* _WRITTEN EXERCISE_: Copy the items from the first line down through the line containing "sale-box-value: 1.662 <box>300", keeping every character unchanged.

==============================

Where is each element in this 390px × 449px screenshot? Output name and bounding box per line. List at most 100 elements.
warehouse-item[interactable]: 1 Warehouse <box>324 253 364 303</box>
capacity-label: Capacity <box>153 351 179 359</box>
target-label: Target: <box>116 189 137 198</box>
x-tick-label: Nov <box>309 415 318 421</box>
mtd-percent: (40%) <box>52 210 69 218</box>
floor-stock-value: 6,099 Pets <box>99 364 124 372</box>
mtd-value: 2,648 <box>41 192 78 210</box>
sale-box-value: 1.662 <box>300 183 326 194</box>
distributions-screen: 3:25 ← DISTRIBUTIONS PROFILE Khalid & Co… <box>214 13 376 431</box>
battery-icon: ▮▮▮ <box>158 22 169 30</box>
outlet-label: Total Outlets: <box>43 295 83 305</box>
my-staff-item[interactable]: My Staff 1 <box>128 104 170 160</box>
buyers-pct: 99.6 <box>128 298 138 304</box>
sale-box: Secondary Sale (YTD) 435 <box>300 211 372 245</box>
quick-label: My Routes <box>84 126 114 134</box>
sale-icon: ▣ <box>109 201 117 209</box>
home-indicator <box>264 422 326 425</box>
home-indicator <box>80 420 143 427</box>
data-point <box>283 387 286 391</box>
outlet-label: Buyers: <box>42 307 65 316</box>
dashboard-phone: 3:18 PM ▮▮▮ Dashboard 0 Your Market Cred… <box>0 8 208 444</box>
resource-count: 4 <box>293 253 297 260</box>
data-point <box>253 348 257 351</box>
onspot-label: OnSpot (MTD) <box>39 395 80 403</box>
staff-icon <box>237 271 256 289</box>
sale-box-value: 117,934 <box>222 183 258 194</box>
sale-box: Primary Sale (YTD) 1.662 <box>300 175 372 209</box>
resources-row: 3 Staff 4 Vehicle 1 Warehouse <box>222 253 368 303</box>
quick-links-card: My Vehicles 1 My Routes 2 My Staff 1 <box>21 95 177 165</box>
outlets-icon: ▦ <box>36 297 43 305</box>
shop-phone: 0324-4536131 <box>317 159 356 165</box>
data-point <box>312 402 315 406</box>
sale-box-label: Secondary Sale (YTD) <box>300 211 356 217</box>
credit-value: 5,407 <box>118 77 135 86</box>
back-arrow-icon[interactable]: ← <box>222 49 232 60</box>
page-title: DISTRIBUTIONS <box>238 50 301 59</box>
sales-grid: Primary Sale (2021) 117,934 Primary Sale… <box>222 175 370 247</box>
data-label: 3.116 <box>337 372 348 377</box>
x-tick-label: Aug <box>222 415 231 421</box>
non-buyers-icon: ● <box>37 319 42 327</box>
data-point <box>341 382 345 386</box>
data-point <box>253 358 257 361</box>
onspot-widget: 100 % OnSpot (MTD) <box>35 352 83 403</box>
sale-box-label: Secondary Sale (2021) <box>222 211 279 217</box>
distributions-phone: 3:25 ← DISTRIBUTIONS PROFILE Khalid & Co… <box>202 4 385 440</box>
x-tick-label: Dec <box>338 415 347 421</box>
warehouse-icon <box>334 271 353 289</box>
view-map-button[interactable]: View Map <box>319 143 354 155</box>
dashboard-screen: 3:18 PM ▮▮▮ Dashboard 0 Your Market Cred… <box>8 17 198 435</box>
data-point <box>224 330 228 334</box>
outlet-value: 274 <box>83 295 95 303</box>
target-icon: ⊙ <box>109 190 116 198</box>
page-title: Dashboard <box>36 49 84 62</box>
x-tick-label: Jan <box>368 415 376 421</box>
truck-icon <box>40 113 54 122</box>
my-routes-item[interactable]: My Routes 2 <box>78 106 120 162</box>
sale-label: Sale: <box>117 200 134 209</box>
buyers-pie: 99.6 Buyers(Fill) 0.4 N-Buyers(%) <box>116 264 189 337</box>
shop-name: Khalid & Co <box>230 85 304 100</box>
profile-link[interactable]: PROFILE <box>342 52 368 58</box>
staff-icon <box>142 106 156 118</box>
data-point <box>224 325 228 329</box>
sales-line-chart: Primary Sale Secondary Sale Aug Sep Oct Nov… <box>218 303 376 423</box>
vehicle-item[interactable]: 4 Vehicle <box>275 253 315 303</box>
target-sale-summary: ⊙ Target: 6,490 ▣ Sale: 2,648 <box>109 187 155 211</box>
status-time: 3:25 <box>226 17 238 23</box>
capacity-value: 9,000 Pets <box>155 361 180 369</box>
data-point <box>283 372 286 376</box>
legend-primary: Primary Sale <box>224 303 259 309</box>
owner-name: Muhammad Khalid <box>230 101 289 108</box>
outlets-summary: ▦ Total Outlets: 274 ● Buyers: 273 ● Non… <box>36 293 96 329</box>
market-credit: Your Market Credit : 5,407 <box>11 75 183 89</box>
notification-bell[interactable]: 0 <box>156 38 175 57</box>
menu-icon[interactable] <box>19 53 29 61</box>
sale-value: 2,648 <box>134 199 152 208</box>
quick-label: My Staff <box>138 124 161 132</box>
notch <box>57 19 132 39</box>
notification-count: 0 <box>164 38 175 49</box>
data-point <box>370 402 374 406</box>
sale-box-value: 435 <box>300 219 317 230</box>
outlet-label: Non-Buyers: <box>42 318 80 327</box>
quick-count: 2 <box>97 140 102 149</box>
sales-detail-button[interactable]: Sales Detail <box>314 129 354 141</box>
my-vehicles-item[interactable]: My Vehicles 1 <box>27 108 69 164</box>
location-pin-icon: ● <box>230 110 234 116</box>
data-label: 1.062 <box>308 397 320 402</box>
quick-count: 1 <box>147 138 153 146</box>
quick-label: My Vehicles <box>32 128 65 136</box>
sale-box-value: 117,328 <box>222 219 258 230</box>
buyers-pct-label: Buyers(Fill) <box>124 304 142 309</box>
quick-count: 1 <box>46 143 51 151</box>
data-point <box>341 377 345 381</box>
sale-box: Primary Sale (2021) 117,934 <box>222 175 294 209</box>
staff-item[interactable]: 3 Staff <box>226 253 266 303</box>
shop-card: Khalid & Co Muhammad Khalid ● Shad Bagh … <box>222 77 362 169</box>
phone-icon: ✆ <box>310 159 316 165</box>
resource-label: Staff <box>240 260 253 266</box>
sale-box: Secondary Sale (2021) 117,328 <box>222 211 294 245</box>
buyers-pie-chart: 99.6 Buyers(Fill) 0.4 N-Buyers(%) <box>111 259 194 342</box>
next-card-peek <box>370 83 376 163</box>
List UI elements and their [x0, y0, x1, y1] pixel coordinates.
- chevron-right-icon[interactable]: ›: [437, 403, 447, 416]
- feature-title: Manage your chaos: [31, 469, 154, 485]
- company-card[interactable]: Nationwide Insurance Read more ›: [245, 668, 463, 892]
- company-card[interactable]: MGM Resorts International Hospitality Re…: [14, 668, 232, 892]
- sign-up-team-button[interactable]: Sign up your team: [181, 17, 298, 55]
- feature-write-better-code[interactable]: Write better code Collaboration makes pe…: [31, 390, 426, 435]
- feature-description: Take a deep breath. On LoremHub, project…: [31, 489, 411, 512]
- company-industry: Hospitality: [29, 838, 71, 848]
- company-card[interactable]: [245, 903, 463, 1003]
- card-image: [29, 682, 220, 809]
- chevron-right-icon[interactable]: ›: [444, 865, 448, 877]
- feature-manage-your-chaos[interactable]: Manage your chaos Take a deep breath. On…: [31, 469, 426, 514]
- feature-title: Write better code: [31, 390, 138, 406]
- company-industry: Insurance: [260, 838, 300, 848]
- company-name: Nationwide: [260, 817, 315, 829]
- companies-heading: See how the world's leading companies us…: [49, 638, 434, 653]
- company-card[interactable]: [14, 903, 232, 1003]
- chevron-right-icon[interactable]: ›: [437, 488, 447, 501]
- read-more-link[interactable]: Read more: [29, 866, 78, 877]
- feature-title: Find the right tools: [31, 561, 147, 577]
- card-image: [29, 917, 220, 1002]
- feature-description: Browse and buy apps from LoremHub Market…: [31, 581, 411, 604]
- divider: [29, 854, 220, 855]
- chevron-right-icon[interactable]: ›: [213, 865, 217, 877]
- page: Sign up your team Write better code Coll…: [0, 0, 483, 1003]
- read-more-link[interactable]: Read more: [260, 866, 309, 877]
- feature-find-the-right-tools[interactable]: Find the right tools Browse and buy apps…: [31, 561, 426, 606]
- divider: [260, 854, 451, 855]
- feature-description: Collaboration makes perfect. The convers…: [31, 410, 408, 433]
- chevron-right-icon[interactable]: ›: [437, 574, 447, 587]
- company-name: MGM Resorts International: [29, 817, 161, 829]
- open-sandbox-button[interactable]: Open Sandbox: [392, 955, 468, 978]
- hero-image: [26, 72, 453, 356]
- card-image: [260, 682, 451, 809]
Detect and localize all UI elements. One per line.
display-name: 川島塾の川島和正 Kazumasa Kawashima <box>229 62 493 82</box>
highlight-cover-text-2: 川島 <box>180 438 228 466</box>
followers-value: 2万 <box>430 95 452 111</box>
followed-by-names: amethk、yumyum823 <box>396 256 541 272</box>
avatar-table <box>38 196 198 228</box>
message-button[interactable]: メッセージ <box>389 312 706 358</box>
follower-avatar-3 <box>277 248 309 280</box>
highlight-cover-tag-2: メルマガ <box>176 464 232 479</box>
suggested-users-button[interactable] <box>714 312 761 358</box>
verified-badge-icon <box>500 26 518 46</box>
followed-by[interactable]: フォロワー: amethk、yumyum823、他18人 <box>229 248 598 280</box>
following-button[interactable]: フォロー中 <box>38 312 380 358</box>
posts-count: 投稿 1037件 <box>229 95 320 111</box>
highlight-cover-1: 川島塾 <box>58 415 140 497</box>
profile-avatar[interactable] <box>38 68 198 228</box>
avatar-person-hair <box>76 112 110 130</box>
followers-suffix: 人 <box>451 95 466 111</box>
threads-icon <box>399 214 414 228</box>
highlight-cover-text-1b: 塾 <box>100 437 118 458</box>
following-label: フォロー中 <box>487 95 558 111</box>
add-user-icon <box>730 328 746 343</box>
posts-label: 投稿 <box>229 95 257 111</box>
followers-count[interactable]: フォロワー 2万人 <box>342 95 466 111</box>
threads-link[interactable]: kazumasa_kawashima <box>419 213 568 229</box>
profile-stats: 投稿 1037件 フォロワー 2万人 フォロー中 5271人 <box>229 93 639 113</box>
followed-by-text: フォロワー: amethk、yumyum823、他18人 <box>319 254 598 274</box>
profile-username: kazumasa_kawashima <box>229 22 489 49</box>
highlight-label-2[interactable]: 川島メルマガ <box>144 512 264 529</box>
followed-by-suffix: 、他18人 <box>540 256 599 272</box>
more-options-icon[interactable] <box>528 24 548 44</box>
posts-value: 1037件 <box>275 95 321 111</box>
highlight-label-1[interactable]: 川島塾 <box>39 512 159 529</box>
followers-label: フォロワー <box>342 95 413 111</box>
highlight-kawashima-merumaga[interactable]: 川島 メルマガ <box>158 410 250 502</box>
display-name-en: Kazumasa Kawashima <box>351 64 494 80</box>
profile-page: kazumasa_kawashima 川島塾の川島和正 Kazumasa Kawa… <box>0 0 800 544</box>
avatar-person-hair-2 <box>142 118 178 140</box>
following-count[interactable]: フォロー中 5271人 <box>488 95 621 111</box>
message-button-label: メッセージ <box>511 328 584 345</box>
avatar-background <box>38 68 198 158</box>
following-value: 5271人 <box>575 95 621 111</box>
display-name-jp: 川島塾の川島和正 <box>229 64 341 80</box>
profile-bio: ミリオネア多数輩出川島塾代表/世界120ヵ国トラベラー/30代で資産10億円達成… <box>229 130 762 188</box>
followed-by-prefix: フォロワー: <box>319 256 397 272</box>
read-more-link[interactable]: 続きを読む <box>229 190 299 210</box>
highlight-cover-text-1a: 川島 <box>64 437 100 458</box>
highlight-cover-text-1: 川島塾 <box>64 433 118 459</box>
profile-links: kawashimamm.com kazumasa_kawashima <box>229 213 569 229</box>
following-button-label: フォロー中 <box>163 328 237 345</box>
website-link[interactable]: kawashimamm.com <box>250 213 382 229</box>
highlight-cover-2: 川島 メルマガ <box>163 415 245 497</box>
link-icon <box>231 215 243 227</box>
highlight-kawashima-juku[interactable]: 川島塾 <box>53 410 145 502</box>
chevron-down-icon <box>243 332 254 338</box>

==============================

* _EXERCISE RESULT_:
Where is each element in this 390px × 449px screenshot? Output name and bounding box per line. List at most 100 elements.
warehouse-item[interactable]: 1 Warehouse <box>324 253 364 303</box>
capacity-label: Capacity <box>153 351 179 359</box>
target-label: Target: <box>116 189 137 198</box>
x-tick-label: Nov <box>309 415 318 421</box>
mtd-percent: (40%) <box>52 210 69 218</box>
floor-stock-value: 6,099 Pets <box>99 364 124 372</box>
mtd-value: 2,648 <box>41 192 78 210</box>
sale-box-value: 1.662 <box>300 183 326 194</box>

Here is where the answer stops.